**Exercise objective**
Copy the data word for word, from its first line through the line containing "data-point [408,197,415,204]", including both of those lines.

**Source records**
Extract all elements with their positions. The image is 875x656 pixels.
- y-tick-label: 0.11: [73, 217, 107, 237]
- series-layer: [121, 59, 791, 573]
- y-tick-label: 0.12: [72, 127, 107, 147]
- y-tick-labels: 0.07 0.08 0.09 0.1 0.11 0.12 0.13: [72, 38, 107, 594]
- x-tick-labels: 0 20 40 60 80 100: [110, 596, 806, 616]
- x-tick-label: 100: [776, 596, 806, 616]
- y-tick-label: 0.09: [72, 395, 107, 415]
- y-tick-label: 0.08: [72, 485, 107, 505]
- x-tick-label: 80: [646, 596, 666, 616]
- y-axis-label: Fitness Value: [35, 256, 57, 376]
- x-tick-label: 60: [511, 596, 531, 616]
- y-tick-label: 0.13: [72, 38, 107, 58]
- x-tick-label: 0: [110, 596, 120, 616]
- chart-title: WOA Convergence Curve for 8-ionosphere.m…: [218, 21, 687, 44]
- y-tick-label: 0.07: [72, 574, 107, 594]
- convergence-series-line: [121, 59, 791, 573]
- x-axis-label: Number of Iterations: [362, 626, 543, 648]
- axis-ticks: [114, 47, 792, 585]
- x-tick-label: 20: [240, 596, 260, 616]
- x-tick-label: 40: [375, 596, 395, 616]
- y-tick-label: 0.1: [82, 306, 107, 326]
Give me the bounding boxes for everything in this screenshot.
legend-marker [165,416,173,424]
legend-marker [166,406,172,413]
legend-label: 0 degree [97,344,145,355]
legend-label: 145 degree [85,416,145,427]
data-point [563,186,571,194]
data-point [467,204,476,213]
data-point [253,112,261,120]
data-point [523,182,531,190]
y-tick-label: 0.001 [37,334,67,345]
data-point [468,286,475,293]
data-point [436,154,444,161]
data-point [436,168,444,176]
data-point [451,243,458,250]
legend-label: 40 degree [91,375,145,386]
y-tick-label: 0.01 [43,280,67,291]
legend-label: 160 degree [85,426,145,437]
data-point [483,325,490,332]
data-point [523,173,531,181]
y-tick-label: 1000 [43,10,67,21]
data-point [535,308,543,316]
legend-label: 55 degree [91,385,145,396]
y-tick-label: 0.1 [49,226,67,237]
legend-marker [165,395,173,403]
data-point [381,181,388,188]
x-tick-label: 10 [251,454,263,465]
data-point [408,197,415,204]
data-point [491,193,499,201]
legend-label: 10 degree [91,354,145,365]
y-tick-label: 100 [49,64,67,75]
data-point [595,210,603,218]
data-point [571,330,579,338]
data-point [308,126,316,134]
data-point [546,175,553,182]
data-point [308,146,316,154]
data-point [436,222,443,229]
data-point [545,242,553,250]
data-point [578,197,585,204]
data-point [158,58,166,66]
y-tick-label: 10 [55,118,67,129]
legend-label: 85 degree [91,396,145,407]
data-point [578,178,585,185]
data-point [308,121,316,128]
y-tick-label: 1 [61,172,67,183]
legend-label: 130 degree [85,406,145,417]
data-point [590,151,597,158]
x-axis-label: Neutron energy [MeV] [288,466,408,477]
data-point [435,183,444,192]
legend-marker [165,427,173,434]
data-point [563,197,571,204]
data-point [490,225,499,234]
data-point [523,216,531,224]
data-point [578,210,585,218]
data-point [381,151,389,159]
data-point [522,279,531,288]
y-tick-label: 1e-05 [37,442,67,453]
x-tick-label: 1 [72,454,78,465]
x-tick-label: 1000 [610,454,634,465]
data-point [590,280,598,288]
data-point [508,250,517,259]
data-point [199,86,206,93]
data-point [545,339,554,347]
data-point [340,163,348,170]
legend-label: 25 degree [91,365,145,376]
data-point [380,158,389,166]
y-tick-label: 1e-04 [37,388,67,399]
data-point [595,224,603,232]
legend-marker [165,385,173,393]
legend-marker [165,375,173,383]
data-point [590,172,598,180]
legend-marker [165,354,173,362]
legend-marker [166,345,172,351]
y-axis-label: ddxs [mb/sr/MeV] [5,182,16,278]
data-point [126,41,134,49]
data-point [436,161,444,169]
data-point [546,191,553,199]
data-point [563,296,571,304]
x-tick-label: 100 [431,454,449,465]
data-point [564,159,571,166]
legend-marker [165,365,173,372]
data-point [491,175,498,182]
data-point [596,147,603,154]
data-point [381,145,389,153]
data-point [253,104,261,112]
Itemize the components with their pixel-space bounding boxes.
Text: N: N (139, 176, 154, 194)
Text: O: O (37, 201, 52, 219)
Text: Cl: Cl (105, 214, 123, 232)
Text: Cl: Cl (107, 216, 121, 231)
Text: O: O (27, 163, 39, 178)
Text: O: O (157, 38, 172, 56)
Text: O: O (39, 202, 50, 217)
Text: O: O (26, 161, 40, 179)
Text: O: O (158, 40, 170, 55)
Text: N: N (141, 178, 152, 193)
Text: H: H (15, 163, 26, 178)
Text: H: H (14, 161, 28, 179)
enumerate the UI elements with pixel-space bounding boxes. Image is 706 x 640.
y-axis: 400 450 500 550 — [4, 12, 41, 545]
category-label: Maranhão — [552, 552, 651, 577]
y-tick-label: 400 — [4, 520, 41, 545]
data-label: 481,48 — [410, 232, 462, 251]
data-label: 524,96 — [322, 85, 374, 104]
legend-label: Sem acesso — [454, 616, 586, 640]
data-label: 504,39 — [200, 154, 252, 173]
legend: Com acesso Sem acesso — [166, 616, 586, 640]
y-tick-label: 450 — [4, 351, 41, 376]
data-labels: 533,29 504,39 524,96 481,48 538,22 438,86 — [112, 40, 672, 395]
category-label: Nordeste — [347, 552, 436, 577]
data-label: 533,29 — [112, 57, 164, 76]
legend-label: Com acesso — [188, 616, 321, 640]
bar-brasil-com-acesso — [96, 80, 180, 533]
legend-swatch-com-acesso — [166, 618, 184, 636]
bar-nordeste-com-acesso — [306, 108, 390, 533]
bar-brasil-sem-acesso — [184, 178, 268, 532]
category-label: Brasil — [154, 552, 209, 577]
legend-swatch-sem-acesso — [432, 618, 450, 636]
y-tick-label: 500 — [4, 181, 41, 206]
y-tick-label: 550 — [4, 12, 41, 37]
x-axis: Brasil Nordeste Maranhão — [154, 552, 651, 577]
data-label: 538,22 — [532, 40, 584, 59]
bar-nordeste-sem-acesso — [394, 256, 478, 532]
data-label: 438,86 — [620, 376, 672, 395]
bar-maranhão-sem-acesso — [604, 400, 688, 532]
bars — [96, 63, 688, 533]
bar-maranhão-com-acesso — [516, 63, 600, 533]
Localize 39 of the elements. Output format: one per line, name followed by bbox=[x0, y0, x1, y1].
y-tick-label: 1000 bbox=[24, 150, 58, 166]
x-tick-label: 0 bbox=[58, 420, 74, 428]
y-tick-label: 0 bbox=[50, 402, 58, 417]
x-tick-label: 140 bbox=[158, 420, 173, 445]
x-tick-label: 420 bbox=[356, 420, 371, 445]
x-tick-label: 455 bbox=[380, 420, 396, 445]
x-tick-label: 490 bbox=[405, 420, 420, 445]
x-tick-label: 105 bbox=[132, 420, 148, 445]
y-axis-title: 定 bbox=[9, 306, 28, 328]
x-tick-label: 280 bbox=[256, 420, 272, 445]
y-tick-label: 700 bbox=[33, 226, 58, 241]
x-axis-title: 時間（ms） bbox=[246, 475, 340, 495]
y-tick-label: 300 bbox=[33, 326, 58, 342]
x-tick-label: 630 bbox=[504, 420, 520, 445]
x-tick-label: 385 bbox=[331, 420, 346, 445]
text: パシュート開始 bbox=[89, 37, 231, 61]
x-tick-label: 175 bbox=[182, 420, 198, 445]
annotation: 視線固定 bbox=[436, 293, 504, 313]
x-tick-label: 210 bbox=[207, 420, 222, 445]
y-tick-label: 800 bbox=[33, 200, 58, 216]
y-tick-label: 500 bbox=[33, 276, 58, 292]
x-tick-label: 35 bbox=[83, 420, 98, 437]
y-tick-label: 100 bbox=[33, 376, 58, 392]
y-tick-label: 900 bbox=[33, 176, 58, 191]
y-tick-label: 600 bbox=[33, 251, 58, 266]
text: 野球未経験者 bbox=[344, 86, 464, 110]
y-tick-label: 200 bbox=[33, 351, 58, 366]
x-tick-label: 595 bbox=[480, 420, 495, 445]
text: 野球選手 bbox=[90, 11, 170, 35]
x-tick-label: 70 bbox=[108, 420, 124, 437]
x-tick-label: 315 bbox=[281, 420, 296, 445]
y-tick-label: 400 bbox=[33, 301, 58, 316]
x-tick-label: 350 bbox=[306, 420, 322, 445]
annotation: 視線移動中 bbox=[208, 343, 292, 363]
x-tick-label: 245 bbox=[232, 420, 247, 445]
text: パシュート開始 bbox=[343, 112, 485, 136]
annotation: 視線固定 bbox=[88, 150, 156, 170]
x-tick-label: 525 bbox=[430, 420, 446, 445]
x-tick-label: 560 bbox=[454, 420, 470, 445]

**Expected answer**
Extract all elements with their positions. The image is 875x656 pixels.
- y-tick-label: 0.11: [73, 217, 107, 237]
- series-layer: [121, 59, 791, 573]
- y-tick-label: 0.12: [72, 127, 107, 147]
- y-tick-labels: 0.07 0.08 0.09 0.1 0.11 0.12 0.13: [72, 38, 107, 594]
- x-tick-labels: 0 20 40 60 80 100: [110, 596, 806, 616]
- x-tick-label: 100: [776, 596, 806, 616]
- y-tick-label: 0.09: [72, 395, 107, 415]
- y-tick-label: 0.08: [72, 485, 107, 505]
- x-tick-label: 80: [646, 596, 666, 616]
- y-axis-label: Fitness Value: [35, 256, 57, 376]
- x-tick-label: 60: [511, 596, 531, 616]
- y-tick-label: 0.13: [72, 38, 107, 58]
- x-tick-label: 0: [110, 596, 120, 616]
- chart-title: WOA Convergence Curve for 8-ionosphere.m…: [218, 21, 687, 44]
- y-tick-label: 0.07: [72, 574, 107, 594]
- convergence-series-line: [121, 59, 791, 573]
- x-axis-label: Number of Iterations: [362, 626, 543, 648]
- axis-ticks: [114, 47, 792, 585]
- x-tick-label: 20: [240, 596, 260, 616]
- x-tick-label: 40: [375, 596, 395, 616]
- y-tick-label: 0.1: [82, 306, 107, 326]
Give me the bounding boxes for everything in this screenshot.
legend-marker [165,416,173,424]
legend-marker [166,406,172,413]
legend-label: 0 degree [97,344,145,355]
legend-label: 145 degree [85,416,145,427]
data-point [563,186,571,194]
data-point [467,204,476,213]
data-point [253,112,261,120]
data-point [523,182,531,190]
y-tick-label: 0.001 [37,334,67,345]
data-point [468,286,475,293]
data-point [436,154,444,161]
data-point [436,168,444,176]
data-point [451,243,458,250]
legend-label: 40 degree [91,375,145,386]
y-tick-label: 0.01 [43,280,67,291]
legend-label: 160 degree [85,426,145,437]
data-point [483,325,490,332]
data-point [523,173,531,181]
y-tick-label: 1000 [43,10,67,21]
data-point [535,308,543,316]
legend-label: 55 degree [91,385,145,396]
y-tick-label: 0.1 [49,226,67,237]
legend-marker [165,395,173,403]
data-point [381,181,388,188]
x-tick-label: 10 [251,454,263,465]
data-point [408,197,415,204]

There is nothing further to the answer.